#### Instructions for the task
Print the full listing exactly.

Lines of data:
********************
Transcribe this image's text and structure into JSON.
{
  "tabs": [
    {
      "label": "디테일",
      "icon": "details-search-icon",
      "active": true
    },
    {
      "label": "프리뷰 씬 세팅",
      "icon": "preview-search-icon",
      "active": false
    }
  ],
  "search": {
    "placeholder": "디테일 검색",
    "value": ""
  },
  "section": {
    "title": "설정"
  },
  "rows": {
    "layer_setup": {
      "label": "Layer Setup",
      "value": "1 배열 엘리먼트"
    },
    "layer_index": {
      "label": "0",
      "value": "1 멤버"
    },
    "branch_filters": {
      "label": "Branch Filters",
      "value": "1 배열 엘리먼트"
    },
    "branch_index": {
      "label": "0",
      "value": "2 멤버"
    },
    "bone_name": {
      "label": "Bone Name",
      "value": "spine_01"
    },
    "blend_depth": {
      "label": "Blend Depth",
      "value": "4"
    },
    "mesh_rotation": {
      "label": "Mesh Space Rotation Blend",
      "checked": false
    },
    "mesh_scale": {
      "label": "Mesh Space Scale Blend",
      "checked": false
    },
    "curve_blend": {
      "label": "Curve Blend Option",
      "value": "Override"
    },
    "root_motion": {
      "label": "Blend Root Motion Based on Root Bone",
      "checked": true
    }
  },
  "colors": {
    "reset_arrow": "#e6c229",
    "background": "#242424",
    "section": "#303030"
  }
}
********************
#### Exercise response
Transcribe this image's text and structure into JSON.
{
  "tabs": [
    {
      "label": "디테일",
      "icon": "details-search-icon",
      "active": true
    },
    {
      "label": "프리뷰 씬 세팅",
      "icon": "preview-search-icon",
      "active": false
    }
  ],
  "search": {
    "placeholder": "디테일 검색",
    "value": ""
  },
  "section": {
    "title": "설정"
  },
  "rows": {
    "layer_setup": {
      "label": "Layer Setup",
      "value": "1 배열 엘리먼트"
    },
    "layer_index": {
      "label": "0",
      "value": "1 멤버"
    },
    "branch_filters": {
      "label": "Branch Filters",
      "value": "1 배열 엘리먼트"
    },
    "branch_index": {
      "label": "0",
      "value": "2 멤버"
    },
    "bone_name": {
      "label": "Bone Name",
      "value": "spine_01"
    },
    "blend_depth": {
      "label": "Blend Depth",
      "value": "4"
    },
    "mesh_rotation": {
      "label": "Mesh Space Rotation Blend",
      "checked": false
    },
    "mesh_scale": {
      "label": "Mesh Space Scale Blend",
      "checked": false
    },
    "curve_blend": {
      "label": "Curve Blend Option",
      "value": "Override"
    },
    "root_motion": {
      "label": "Blend Root Motion Based on Root Bone",
      "checked": true
    }
  },
  "colors": {
    "reset_arrow": "#e6c229",
    "background": "#242424",
    "section": "#303030"
  }
}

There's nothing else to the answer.